### Short task:
Output the records. Match them exactly.

### Listing:
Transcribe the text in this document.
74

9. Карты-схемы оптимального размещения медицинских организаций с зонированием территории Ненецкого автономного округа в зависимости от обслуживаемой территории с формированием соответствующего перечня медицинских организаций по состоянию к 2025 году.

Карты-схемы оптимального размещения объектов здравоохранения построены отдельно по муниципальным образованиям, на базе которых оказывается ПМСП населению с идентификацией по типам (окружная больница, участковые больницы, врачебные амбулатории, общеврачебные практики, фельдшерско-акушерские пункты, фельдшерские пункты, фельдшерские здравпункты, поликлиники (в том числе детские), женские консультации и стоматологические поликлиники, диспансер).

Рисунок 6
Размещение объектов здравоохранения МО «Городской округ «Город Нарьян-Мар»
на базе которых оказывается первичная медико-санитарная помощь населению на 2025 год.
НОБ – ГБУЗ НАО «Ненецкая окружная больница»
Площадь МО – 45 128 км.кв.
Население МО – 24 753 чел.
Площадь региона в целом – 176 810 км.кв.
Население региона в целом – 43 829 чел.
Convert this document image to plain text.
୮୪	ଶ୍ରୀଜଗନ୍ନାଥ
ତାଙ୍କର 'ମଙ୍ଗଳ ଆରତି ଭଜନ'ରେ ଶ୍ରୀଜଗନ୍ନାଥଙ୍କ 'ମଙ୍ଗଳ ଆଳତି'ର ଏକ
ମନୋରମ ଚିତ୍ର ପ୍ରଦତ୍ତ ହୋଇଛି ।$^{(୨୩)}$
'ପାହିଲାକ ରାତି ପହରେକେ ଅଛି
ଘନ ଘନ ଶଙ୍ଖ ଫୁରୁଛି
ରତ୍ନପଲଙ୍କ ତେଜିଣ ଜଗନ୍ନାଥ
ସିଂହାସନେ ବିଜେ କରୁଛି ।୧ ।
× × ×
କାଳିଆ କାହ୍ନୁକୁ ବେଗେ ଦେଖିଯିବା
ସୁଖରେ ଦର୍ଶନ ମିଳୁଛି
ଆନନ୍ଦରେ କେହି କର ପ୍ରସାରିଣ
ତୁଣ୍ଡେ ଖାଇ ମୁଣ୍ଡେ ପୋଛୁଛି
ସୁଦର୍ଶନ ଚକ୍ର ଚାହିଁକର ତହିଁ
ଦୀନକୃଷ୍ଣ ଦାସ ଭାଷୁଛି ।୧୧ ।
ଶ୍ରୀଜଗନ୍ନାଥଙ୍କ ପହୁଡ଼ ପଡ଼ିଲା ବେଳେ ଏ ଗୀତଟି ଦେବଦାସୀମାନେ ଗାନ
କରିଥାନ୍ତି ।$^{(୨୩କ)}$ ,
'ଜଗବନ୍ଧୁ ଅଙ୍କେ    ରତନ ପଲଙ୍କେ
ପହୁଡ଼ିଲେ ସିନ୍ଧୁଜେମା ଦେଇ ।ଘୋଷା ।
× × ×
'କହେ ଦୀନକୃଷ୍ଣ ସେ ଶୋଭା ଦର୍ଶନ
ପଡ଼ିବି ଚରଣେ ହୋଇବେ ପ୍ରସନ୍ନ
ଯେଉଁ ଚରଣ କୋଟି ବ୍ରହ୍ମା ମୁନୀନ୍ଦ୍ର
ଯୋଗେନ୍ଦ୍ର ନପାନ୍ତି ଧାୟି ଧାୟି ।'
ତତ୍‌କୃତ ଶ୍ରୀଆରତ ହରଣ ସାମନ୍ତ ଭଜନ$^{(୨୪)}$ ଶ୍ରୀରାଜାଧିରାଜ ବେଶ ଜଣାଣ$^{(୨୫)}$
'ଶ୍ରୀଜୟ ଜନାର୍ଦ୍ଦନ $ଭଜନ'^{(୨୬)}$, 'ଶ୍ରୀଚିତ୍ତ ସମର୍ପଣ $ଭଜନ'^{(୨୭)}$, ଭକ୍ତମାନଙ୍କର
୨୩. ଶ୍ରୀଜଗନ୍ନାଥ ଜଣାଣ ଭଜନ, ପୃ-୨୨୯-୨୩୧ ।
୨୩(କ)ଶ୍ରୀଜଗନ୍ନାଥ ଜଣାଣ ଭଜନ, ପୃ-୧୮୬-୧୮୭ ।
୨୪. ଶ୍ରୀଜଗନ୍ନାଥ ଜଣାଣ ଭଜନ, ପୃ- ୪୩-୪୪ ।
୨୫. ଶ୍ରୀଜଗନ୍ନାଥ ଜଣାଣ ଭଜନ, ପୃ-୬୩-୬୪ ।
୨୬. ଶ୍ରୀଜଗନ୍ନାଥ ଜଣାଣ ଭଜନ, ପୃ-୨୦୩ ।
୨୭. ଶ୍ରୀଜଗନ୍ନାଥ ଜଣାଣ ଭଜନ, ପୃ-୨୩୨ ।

### Output for this task:
Transcribe the text in this document.
74

9. Карты-схемы оптимального размещения медицинских организаций с зонированием территории Ненецкого автономного округа в зависимости от обслуживаемой территории с формированием соответствующего перечня медицинских организаций по состоянию к 2025 году.

Карты-схемы оптимального размещения объектов здравоохранения построены отдельно по муниципальным образованиям, на базе которых оказывается ПМСП населению с идентификацией по типам (окружная больница, участковые больницы, врачебные амбулатории, общеврачебные практики, фельдшерско-акушерские пункты, фельдшерские пункты, фельдшерские здравпункты, поликлиники (в том числе детские), женские консультации и стоматологические поликлиники, диспансер).

Рисунок 6
Размещение объектов здравоохранения МО «Городской округ «Город Нарьян-Мар»
на базе которых оказывается первичная медико-санитарная помощь населению на 2025 год.
НОБ – ГБУЗ НАО «Ненецкая окружная больница»
Площадь МО – 45 128 км.кв.
Население МО – 24 753 чел.
Площадь региона в целом – 176 810 км.кв.
Население региона в целом – 43 829 чел.
Convert this document image to plain text.
୮୪	ଶ୍ରୀଜଗନ୍ନାଥ
ତାଙ୍କର 'ମଙ୍ଗଳ ଆରତି ଭଜନ'ରେ ଶ୍ରୀଜଗନ୍ନାଥଙ୍କ 'ମଙ୍ଗଳ ଆଳତି'ର ଏକ
ମନୋରମ ଚିତ୍ର ପ୍ରଦତ୍ତ ହୋଇଛି ।$^{(୨୩)}$
'ପାହିଲାକ ରାତି ପହରେକେ ଅଛି
ଘନ ଘନ ଶଙ୍ଖ ଫୁରୁଛି
ରତ୍ନପଲଙ୍କ ତେଜିଣ ଜଗନ୍ନାଥ
ସିଂହାସନେ ବିଜେ କରୁଛି ।୧ ।
× × ×
କାଳିଆ କାହ୍ନୁକୁ ବେଗେ ଦେଖିଯିବା
ସୁଖରେ ଦର୍ଶନ ମିଳୁଛି
ଆନନ୍ଦରେ କେହି କର ପ୍ରସାରିଣ
ତୁଣ୍ଡେ ଖାଇ ମୁଣ୍ଡେ ପୋଛୁଛି
ସୁଦର୍ଶନ ଚକ୍ର ଚାହିଁକର ତହିଁ
ଦୀନକୃଷ୍ଣ ଦାସ ଭାଷୁଛି ।୧୧ ।
ଶ୍ରୀଜଗନ୍ନାଥଙ୍କ ପହୁଡ଼ ପଡ଼ିଲା ବେଳେ ଏ ଗୀତଟି ଦେବଦାସୀମାନେ ଗାନ
କରିଥାନ୍ତି ।$^{(୨୩କ)}$ ,
'ଜଗବନ୍ଧୁ ଅଙ୍କେ    ରତନ ପଲଙ୍କେ
ପହୁଡ଼ିଲେ ସିନ୍ଧୁଜେମା ଦେଇ ।ଘୋଷା ।
× × ×
'କହେ ଦୀନକୃଷ୍ଣ ସେ ଶୋଭା ଦର୍ଶନ
ପଡ଼ିବି ଚରଣେ ହୋଇବେ ପ୍ରସନ୍ନ
ଯେଉଁ ଚରଣ କୋଟି ବ୍ରହ୍ମା ମୁନୀନ୍ଦ୍ର
ଯୋଗେନ୍ଦ୍ର ନପାନ୍ତି ଧାୟି ଧାୟି ।'
ତତ୍‌କୃତ ଶ୍ରୀଆରତ ହରଣ ସାମନ୍ତ ଭଜନ$^{(୨୪)}$ ଶ୍ରୀରାଜାଧିରାଜ ବେଶ ଜଣାଣ$^{(୨୫)}$
'ଶ୍ରୀଜୟ ଜନାର୍ଦ୍ଦନ $ଭଜନ'^{(୨୬)}$, 'ଶ୍ରୀଚିତ୍ତ ସମର୍ପଣ $ଭଜନ'^{(୨୭)}$, ଭକ୍ତମାନଙ୍କର
୨୩. ଶ୍ରୀଜଗନ୍ନାଥ ଜଣାଣ ଭଜନ, ପୃ-୨୨୯-୨୩୧ ।
୨୩(କ)ଶ୍ରୀଜଗନ୍ନାଥ ଜଣାଣ ଭଜନ, ପୃ-୧୮୬-୧୮୭ ।
୨୪. ଶ୍ରୀଜଗନ୍ନାଥ ଜଣାଣ ଭଜନ, ପୃ- ୪୩-୪୪ ।
୨୫. ଶ୍ରୀଜଗନ୍ନାଥ ଜଣାଣ ଭଜନ, ପୃ-୬୩-୬୪ ।
୨୬. ଶ୍ରୀଜଗନ୍ନାଥ ଜଣାଣ ଭଜନ, ପୃ-୨୦୩ ।
୨୭. ଶ୍ରୀଜଗନ୍ନାଥ ଜଣାଣ ଭଜନ, ପୃ-୨୩୨ ।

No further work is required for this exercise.